═══ Entries shown ═══

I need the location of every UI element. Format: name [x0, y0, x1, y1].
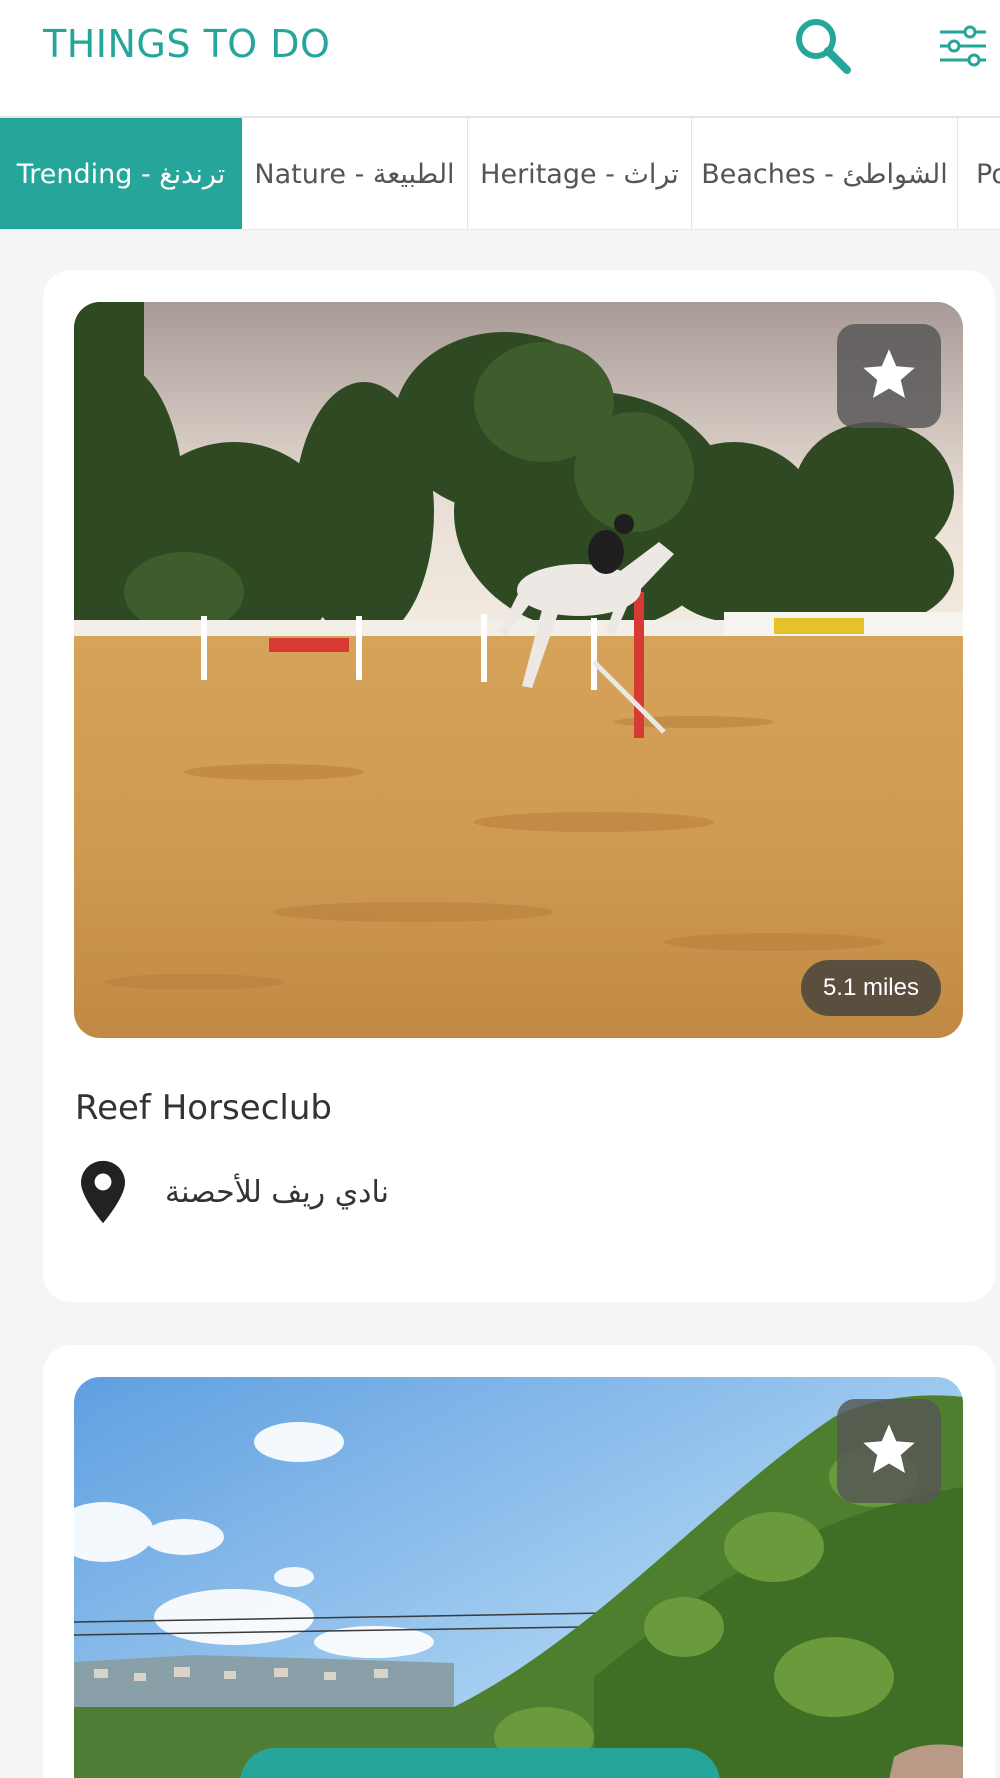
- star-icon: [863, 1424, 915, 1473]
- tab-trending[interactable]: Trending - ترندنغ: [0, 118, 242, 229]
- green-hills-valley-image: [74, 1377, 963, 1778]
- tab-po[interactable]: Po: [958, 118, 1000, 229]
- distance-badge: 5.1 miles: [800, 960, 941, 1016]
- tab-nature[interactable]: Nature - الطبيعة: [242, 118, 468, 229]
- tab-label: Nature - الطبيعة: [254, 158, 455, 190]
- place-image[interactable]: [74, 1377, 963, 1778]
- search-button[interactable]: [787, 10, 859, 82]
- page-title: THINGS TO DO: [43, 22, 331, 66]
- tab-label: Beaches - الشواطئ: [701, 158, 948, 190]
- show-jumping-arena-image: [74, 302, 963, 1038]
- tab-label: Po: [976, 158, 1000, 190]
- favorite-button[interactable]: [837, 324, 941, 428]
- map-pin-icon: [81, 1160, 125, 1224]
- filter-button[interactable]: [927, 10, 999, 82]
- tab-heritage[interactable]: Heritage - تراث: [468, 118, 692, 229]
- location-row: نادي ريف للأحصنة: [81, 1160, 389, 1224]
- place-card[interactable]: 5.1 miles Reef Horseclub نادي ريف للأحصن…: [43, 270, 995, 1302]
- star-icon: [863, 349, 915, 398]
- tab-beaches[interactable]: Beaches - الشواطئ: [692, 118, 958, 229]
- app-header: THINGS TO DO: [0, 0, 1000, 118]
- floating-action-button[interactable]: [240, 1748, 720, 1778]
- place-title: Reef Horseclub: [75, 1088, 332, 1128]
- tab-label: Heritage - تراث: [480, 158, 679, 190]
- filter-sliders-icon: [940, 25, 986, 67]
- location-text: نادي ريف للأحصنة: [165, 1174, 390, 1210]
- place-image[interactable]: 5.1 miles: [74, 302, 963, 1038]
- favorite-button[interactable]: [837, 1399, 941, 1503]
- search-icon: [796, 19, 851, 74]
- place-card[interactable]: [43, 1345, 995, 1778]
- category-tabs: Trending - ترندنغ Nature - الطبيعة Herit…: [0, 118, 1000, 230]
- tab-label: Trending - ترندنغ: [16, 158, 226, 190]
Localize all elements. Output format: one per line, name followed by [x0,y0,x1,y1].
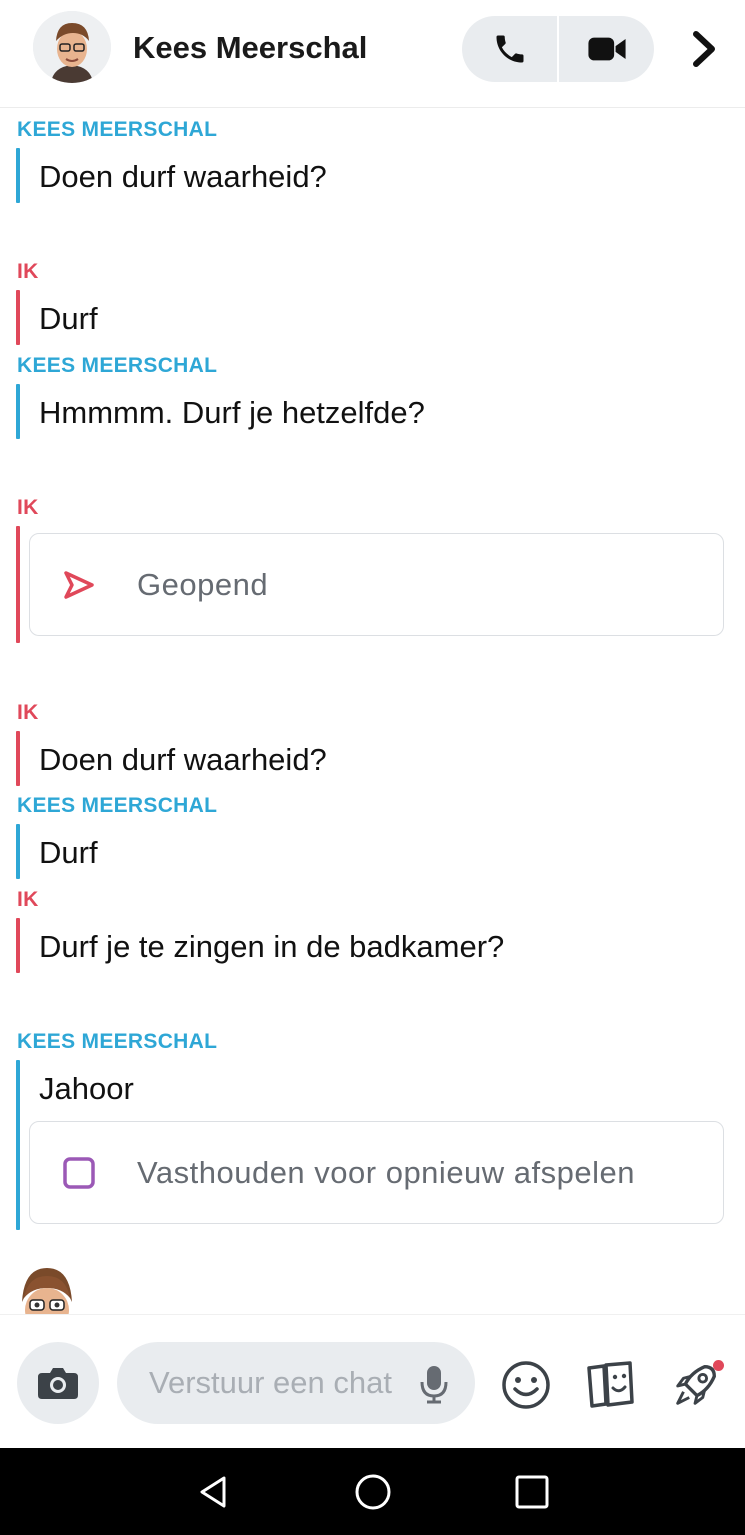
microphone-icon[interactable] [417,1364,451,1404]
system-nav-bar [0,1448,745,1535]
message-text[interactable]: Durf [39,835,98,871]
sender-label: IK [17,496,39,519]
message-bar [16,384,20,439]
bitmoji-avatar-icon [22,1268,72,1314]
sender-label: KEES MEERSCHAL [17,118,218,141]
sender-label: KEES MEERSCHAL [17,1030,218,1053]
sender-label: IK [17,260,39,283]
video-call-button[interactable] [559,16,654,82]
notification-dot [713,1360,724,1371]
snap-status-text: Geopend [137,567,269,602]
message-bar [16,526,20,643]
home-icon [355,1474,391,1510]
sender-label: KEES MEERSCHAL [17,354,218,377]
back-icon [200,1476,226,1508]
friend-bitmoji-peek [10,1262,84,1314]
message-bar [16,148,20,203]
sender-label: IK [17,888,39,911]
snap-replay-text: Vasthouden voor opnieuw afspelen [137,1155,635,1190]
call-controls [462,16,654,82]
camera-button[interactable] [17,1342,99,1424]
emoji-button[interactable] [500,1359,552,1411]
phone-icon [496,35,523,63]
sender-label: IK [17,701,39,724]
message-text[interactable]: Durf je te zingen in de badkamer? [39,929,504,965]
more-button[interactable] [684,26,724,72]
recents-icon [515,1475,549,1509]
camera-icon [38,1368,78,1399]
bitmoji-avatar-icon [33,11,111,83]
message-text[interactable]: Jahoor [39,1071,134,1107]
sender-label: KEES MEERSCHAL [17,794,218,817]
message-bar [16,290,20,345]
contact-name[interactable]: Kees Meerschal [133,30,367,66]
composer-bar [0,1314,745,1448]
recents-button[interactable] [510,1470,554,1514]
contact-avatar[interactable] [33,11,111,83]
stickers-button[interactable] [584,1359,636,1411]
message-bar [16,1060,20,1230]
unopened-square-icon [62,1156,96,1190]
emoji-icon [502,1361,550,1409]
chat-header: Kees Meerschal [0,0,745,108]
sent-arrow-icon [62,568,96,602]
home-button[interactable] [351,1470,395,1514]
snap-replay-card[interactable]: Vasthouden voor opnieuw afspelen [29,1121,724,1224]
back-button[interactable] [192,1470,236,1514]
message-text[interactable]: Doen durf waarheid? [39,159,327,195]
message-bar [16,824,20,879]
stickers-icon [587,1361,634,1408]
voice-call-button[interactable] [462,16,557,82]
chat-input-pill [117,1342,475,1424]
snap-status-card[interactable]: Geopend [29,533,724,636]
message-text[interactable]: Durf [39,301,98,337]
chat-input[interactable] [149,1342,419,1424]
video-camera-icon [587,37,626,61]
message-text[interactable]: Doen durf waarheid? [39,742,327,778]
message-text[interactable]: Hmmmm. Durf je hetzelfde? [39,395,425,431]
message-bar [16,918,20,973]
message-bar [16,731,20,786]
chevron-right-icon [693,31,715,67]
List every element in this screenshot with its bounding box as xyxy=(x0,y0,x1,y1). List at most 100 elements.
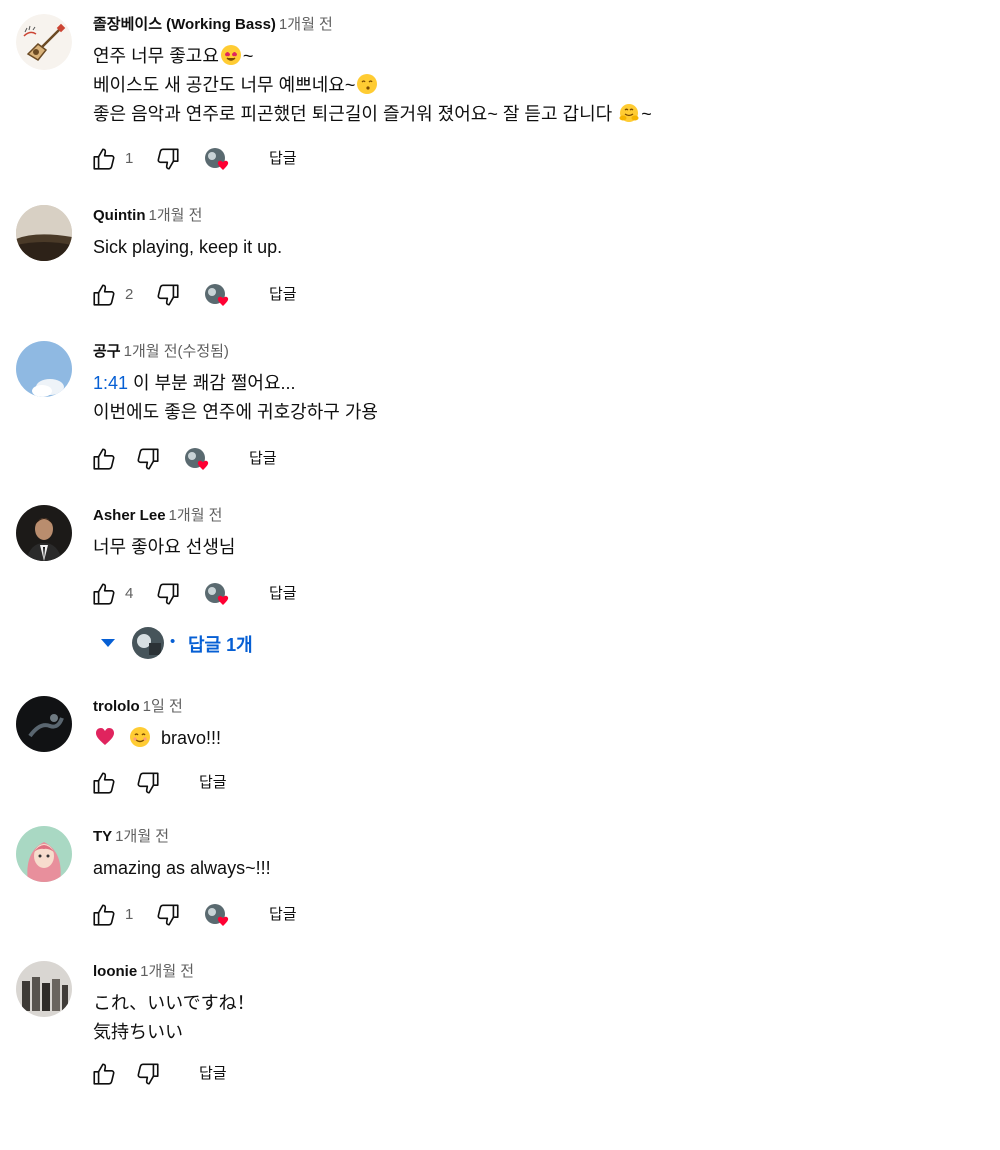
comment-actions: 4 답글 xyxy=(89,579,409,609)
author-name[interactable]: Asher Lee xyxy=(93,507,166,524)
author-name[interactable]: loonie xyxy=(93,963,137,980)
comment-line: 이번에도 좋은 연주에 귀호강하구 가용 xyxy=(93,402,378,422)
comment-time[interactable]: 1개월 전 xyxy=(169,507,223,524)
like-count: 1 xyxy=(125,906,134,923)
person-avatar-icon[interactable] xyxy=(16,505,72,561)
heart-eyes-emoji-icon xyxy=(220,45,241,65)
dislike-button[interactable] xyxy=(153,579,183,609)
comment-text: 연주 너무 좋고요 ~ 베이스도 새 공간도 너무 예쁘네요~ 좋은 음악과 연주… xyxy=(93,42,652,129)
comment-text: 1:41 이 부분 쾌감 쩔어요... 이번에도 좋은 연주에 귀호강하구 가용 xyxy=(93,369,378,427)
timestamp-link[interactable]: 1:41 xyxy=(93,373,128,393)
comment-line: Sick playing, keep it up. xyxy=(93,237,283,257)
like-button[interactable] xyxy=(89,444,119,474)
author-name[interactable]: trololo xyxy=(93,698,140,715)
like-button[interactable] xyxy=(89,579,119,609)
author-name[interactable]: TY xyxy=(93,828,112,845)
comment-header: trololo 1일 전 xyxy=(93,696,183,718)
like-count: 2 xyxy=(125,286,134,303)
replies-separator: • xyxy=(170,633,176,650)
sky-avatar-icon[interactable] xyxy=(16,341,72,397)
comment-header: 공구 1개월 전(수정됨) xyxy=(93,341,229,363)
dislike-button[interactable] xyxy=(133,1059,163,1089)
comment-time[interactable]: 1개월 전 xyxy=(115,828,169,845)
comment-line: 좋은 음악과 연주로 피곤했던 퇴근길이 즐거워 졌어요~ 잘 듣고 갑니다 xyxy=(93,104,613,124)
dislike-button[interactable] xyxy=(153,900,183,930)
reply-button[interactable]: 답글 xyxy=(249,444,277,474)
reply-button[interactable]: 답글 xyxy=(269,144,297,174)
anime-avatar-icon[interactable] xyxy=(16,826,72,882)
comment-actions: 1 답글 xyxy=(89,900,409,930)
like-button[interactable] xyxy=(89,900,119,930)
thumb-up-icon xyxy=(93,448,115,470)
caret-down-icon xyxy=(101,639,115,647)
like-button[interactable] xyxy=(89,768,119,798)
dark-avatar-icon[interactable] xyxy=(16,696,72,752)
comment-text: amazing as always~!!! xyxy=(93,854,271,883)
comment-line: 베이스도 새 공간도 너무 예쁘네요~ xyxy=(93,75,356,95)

═══

- [Job] Update the lines between the lines holding "microphone-icon[interactable] [417,1364,451,1404]" and "bitmoji-avatar-icon [22,1268,72,1314]", inclusive, so that "message-bar" becomes "message-divider" and nothing else changes. Return only those lines.

- [Result]
microphone-icon[interactable] [417,1364,451,1404]
system-nav-bar [0,1448,745,1535]
message-text[interactable]: Durf [39,835,98,871]
sender-label: IK [17,496,39,519]
message-divider [16,384,20,439]
bitmoji-avatar-icon [22,1268,72,1314]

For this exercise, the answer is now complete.